---- Data for processing
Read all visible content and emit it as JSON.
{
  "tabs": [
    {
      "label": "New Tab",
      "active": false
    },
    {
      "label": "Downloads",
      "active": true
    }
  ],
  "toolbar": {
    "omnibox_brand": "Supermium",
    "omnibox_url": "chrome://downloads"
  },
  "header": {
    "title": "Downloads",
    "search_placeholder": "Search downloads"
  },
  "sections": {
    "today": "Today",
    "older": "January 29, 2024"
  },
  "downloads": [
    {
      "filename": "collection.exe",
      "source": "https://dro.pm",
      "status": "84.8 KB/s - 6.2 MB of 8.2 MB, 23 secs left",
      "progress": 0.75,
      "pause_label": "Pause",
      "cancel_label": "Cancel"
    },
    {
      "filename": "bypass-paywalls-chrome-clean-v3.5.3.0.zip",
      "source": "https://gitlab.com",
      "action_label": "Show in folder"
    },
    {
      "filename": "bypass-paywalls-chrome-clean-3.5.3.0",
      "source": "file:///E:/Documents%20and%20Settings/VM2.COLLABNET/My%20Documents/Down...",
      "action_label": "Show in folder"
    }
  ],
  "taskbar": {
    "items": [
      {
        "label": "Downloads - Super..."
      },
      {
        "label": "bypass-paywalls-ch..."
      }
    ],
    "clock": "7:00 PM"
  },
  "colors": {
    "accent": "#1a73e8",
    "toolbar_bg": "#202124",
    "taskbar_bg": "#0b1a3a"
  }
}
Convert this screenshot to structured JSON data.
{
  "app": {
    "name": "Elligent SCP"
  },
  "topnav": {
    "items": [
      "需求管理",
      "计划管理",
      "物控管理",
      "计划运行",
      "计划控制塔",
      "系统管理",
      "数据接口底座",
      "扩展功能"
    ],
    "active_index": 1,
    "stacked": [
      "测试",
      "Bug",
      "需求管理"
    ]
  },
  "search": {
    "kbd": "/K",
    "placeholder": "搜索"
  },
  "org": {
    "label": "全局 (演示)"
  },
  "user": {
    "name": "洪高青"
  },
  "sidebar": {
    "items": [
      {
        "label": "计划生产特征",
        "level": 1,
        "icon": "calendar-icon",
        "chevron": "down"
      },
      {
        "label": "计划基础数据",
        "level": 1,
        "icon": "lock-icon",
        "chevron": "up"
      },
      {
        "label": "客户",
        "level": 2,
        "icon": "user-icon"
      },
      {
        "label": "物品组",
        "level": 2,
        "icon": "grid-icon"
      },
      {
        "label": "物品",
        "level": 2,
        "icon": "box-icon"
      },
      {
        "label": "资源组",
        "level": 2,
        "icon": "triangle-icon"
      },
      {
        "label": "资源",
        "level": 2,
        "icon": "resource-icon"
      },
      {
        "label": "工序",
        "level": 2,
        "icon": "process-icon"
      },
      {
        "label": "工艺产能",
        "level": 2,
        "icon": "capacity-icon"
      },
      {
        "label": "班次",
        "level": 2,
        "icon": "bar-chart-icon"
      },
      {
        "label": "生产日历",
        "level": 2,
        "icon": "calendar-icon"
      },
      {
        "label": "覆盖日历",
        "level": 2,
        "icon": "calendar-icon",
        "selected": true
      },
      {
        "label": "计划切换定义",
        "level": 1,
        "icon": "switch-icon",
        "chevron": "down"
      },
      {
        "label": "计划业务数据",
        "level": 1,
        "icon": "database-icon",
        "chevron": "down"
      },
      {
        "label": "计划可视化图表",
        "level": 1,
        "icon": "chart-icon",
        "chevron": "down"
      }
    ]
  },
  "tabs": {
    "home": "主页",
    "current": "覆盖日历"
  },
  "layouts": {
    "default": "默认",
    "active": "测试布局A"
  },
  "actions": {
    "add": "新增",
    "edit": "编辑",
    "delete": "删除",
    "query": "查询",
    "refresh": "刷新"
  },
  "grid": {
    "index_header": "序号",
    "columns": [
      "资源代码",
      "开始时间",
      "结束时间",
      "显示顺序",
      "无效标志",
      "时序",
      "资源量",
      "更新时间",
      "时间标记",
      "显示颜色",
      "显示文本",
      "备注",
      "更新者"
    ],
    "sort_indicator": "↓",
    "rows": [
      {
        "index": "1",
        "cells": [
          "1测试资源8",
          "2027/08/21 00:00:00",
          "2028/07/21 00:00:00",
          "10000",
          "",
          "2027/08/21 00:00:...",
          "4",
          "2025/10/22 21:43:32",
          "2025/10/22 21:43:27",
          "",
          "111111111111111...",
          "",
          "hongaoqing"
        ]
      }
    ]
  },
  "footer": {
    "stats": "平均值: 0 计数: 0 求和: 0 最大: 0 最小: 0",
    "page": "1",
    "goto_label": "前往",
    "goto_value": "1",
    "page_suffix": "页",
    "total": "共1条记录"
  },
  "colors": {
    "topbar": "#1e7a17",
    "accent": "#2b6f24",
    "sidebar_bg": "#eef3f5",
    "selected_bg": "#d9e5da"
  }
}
--------
Required task → Your task is to print the whole listing again exactly.

Response →
Read all visible content and emit it as JSON.
{
  "tabs": [
    {
      "label": "New Tab",
      "active": false
    },
    {
      "label": "Downloads",
      "active": true
    }
  ],
  "toolbar": {
    "omnibox_brand": "Supermium",
    "omnibox_url": "chrome://downloads"
  },
  "header": {
    "title": "Downloads",
    "search_placeholder": "Search downloads"
  },
  "sections": {
    "today": "Today",
    "older": "January 29, 2024"
  },
  "downloads": [
    {
      "filename": "collection.exe",
      "source": "https://dro.pm",
      "status": "84.8 KB/s - 6.2 MB of 8.2 MB, 23 secs left",
      "progress": 0.75,
      "pause_label": "Pause",
      "cancel_label": "Cancel"
    },
    {
      "filename": "bypass-paywalls-chrome-clean-v3.5.3.0.zip",
      "source": "https://gitlab.com",
      "action_label": "Show in folder"
    },
    {
      "filename": "bypass-paywalls-chrome-clean-3.5.3.0",
      "source": "file:///E:/Documents%20and%20Settings/VM2.COLLABNET/My%20Documents/Down...",
      "action_label": "Show in folder"
    }
  ],
  "taskbar": {
    "items": [
      {
        "label": "Downloads - Super..."
      },
      {
        "label": "bypass-paywalls-ch..."
      }
    ],
    "clock": "7:00 PM"
  },
  "colors": {
    "accent": "#1a73e8",
    "toolbar_bg": "#202124",
    "taskbar_bg": "#0b1a3a"
  }
}
Convert this screenshot to structured JSON data.
{
  "app": {
    "name": "Elligent SCP"
  },
  "topnav": {
    "items": [
      "需求管理",
      "计划管理",
      "物控管理",
      "计划运行",
      "计划控制塔",
      "系统管理",
      "数据接口底座",
      "扩展功能"
    ],
    "active_index": 1,
    "stacked": [
      "测试",
      "Bug",
      "需求管理"
    ]
  },
  "search": {
    "kbd": "/K",
    "placeholder": "搜索"
  },
  "org": {
    "label": "全局 (演示)"
  },
  "user": {
    "name": "洪高青"
  },
  "sidebar": {
    "items": [
      {
        "label": "计划生产特征",
        "level": 1,
        "icon": "calendar-icon",
        "chevron": "down"
      },
      {
        "label": "计划基础数据",
        "level": 1,
        "icon": "lock-icon",
        "chevron": "up"
      },
      {
        "label": "客户",
        "level": 2,
        "icon": "user-icon"
      },
      {
        "label": "物品组",
        "level": 2,
        "icon": "grid-icon"
      },
      {
        "label": "物品",
        "level": 2,
        "icon": "box-icon"
      },
      {
        "label": "资源组",
        "level": 2,
        "icon": "triangle-icon"
      },
      {
        "label": "资源",
        "level": 2,
        "icon": "resource-icon"
      },
      {
        "label": "工序",
        "level": 2,
        "icon": "process-icon"
      },
      {
        "label": "工艺产能",
        "level": 2,
        "icon": "capacity-icon"
      },
      {
        "label": "班次",
        "level": 2,
        "icon": "bar-chart-icon"
      },
      {
        "label": "生产日历",
        "level": 2,
        "icon": "calendar-icon"
      },
      {
        "label": "覆盖日历",
        "level": 2,
        "icon": "calendar-icon",
        "selected": true
      },
      {
        "label": "计划切换定义",
        "level": 1,
        "icon": "switch-icon",
        "chevron": "down"
      },
      {
        "label": "计划业务数据",
        "level": 1,
        "icon": "database-icon",
        "chevron": "down"
      },
      {
        "label": "计划可视化图表",
        "level": 1,
        "icon": "chart-icon",
        "chevron": "down"
      }
    ]
  },
  "tabs": {
    "home": "主页",
    "current": "覆盖日历"
  },
  "layouts": {
    "default": "默认",
    "active": "测试布局A"
  },
  "actions": {
    "add": "新增",
    "edit": "编辑",
    "delete": "删除",
    "query": "查询",
    "refresh": "刷新"
  },
  "grid": {
    "index_header": "序号",
    "columns": [
      "资源代码",
      "开始时间",
      "结束时间",
      "显示顺序",
      "无效标志",
      "时序",
      "资源量",
      "更新时间",
      "时间标记",
      "显示颜色",
      "显示文本",
      "备注",
      "更新者"
    ],
    "sort_indicator": "↓",
    "rows": [
      {
        "index": "1",
        "cells": [
          "1测试资源8",
          "2027/08/21 00:00:00",
          "2028/07/21 00:00:00",
          "10000",
          "",
          "2027/08/21 00:00:...",
          "4",
          "2025/10/22 21:43:32",
          "2025/10/22 21:43:27",
          "",
          "111111111111111...",
          "",
          "hongaoqing"
        ]
      }
    ]
  },
  "footer": {
    "stats": "平均值: 0 计数: 0 求和: 0 最大: 0 最小: 0",
    "page": "1",
    "goto_label": "前往",
    "goto_value": "1",
    "page_suffix": "页",
    "total": "共1条记录"
  },
  "colors": {
    "topbar": "#1e7a17",
    "accent": "#2b6f24",
    "sidebar_bg": "#eef3f5",
    "selected_bg": "#d9e5da"
  }
}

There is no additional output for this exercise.